*REQUIREMENT:* What is the number of lines that include the word "your"? Provide only that figure.

*DATA SHOWN:*

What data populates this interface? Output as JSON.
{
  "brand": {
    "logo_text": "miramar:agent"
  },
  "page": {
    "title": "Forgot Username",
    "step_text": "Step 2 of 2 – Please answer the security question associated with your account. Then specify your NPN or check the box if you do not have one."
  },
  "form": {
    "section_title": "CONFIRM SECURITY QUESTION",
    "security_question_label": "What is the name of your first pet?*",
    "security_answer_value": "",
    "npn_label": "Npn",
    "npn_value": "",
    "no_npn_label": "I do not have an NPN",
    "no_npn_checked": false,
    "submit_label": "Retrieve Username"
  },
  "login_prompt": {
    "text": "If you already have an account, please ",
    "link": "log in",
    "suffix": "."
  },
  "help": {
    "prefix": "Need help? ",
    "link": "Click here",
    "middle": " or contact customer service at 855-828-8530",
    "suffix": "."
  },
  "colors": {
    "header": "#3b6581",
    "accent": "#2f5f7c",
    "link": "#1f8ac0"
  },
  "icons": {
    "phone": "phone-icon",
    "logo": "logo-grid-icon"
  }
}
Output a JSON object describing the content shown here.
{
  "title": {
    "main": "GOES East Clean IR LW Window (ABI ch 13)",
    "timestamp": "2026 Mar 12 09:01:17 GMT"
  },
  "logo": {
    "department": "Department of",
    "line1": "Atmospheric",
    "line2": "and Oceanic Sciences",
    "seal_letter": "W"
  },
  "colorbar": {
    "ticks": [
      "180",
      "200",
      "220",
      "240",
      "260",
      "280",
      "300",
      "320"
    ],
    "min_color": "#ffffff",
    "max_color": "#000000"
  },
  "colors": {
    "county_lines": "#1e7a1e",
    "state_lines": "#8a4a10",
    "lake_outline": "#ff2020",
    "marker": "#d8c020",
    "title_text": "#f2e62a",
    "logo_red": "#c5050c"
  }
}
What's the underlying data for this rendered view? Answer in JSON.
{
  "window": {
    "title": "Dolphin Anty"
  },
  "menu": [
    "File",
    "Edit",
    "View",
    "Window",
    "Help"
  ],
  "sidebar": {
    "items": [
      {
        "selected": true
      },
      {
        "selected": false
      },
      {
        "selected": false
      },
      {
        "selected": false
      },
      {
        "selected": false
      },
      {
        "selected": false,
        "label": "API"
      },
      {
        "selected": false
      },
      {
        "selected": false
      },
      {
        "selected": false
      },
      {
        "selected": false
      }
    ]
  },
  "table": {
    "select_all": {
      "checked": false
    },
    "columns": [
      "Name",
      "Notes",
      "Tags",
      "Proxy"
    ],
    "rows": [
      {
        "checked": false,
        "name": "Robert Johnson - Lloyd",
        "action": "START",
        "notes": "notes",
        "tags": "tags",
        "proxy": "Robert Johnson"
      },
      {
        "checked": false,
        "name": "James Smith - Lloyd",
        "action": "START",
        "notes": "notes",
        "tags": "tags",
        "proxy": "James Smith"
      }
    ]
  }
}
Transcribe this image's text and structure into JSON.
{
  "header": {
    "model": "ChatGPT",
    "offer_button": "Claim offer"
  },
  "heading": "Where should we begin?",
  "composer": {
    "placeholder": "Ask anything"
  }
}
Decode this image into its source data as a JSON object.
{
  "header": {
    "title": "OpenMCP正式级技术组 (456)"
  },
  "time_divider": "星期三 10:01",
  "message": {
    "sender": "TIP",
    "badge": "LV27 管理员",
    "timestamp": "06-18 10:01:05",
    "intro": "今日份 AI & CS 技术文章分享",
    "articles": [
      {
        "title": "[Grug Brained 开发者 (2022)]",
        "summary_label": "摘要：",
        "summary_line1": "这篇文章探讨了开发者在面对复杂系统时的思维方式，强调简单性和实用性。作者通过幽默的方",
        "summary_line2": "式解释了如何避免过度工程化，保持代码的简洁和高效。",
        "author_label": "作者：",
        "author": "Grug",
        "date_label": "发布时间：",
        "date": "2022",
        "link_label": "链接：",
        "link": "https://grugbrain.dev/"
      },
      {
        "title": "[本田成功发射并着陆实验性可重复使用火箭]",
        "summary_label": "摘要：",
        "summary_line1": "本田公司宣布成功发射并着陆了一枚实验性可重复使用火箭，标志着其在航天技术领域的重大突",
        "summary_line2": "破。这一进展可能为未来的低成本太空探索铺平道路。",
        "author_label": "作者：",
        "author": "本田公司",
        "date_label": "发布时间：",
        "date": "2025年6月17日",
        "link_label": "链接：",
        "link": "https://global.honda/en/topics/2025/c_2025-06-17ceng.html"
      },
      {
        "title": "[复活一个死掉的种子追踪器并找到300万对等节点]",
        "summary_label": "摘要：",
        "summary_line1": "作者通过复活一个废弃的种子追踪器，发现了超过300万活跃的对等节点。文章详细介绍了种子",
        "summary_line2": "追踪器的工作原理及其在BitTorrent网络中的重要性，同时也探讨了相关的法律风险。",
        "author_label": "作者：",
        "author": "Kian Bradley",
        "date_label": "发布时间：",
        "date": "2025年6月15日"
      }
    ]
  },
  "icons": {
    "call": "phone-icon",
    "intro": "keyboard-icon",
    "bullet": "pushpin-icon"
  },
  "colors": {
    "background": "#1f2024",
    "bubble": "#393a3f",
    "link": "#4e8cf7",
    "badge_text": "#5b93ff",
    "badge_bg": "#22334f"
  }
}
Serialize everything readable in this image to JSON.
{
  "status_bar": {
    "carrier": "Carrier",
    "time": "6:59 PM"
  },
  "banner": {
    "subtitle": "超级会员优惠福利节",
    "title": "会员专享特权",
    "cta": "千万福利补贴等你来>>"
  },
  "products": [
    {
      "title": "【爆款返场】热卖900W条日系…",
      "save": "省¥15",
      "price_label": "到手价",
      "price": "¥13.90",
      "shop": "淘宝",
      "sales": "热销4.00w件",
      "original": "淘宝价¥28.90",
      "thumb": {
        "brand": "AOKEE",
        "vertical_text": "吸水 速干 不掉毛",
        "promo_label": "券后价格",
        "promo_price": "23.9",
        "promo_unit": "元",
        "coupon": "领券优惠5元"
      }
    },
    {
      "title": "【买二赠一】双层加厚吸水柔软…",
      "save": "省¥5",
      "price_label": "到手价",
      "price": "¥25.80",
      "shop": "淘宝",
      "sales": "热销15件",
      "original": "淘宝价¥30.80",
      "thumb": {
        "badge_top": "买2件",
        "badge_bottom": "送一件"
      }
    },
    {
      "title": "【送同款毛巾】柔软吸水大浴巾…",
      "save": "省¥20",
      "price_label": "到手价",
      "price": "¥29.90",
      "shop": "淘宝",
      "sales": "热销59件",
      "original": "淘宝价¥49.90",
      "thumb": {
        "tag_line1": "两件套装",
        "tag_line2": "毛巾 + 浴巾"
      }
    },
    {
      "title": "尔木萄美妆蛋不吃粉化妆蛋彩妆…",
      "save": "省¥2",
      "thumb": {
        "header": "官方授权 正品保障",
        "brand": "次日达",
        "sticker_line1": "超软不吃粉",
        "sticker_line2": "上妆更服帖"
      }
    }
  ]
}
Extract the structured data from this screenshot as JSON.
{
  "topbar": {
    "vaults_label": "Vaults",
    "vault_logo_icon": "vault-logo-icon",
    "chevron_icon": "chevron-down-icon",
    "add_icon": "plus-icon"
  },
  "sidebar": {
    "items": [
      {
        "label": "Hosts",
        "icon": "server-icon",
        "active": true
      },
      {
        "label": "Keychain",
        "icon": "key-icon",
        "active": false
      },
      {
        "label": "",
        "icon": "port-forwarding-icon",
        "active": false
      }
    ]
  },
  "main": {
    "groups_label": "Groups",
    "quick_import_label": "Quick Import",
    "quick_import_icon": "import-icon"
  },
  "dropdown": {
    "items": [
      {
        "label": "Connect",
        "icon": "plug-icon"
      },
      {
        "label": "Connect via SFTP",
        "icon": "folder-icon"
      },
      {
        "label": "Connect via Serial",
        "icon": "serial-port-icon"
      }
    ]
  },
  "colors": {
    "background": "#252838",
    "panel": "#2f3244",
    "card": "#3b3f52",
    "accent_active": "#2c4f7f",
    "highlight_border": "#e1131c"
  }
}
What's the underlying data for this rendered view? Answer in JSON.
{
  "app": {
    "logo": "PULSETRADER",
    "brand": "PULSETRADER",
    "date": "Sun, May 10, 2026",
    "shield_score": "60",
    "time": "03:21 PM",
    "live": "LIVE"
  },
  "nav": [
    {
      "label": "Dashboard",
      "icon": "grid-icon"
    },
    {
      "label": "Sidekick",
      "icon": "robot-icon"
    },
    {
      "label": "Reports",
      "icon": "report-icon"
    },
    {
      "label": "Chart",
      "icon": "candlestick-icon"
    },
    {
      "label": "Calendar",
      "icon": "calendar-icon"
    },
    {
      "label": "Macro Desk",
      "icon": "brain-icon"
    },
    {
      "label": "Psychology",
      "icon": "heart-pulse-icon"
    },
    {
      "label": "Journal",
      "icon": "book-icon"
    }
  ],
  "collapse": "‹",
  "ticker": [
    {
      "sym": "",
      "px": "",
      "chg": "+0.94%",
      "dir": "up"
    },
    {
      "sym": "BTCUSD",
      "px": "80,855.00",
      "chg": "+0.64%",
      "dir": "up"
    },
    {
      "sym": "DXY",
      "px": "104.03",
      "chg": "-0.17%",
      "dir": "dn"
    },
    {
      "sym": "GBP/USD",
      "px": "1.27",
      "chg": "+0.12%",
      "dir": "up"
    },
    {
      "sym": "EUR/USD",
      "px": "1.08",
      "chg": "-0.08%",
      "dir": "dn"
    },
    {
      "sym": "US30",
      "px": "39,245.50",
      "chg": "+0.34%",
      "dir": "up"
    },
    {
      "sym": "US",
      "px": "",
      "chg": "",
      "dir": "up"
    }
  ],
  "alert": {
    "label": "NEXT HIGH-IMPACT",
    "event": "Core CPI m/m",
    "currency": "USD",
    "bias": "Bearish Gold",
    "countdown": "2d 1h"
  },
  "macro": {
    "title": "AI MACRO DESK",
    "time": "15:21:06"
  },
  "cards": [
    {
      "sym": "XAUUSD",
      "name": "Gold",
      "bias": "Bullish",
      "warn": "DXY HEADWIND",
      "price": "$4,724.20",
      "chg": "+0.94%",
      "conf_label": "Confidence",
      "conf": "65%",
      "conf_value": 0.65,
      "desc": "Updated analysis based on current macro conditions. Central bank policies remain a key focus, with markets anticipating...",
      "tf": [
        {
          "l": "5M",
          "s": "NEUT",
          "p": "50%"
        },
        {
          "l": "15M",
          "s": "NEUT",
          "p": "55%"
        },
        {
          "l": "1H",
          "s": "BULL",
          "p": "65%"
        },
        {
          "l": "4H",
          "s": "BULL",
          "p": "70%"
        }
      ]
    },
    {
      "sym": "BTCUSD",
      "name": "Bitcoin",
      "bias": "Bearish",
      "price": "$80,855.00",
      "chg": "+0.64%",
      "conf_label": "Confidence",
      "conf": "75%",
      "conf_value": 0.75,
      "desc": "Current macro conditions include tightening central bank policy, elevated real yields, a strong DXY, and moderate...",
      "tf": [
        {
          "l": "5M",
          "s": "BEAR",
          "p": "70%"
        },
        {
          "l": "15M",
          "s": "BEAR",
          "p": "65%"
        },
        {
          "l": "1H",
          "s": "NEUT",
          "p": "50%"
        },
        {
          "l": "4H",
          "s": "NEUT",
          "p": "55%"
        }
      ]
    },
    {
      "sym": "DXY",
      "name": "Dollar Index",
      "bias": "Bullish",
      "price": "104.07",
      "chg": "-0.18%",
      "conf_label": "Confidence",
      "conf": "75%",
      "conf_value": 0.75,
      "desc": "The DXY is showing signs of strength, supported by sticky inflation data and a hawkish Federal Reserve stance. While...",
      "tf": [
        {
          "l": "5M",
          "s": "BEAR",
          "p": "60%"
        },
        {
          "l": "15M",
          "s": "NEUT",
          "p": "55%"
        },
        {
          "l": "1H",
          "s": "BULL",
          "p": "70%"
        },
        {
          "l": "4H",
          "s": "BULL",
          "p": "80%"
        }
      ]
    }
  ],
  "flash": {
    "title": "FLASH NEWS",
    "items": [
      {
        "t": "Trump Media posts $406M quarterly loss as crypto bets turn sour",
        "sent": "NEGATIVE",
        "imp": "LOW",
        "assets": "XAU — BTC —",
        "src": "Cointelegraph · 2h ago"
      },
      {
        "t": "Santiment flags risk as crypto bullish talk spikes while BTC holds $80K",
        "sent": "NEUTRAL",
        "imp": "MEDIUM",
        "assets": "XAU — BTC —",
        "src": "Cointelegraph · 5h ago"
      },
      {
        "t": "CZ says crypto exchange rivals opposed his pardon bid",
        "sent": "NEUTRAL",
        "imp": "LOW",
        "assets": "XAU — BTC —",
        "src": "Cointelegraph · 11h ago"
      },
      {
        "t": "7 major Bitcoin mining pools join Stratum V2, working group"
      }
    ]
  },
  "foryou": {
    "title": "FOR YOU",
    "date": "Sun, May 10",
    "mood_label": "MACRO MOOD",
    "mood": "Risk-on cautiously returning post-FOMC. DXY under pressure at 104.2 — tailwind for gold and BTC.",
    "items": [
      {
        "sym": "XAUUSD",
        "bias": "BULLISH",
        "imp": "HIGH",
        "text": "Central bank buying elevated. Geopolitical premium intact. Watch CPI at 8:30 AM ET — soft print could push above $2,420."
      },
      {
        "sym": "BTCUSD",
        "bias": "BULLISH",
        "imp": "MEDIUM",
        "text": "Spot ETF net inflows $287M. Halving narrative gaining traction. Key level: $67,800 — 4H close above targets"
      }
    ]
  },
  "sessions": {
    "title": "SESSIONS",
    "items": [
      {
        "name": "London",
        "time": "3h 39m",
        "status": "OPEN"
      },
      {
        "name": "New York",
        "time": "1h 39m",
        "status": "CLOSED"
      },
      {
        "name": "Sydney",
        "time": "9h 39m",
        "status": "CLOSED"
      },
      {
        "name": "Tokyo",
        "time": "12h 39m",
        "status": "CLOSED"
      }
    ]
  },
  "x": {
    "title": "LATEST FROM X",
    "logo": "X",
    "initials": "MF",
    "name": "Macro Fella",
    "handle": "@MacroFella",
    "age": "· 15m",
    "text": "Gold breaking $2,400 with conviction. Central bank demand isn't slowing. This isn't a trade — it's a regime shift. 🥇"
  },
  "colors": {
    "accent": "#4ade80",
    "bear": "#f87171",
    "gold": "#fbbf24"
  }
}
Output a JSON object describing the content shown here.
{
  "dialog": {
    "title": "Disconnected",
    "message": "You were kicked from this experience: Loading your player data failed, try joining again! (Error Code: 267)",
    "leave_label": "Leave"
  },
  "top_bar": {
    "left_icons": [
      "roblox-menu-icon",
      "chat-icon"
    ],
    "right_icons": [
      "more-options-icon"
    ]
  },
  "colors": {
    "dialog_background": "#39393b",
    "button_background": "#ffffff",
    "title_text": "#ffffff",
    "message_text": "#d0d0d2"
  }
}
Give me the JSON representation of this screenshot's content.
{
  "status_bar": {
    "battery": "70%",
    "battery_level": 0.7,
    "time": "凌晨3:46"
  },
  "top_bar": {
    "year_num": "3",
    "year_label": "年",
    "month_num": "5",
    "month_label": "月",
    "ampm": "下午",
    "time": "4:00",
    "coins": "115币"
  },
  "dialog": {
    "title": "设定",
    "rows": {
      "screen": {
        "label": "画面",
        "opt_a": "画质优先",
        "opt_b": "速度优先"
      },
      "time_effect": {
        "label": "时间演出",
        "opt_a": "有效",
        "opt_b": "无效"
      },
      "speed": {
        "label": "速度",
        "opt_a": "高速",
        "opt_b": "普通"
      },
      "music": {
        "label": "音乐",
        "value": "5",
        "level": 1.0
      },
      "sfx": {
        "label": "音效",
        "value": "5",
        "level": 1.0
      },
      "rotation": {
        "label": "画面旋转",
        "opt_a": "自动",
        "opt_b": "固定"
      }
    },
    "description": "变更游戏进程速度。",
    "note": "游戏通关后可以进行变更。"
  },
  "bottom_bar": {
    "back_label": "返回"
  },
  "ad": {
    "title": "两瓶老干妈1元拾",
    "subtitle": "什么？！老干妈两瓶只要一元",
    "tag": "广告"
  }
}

*ANSWER TO THIS PROBLEM:* 3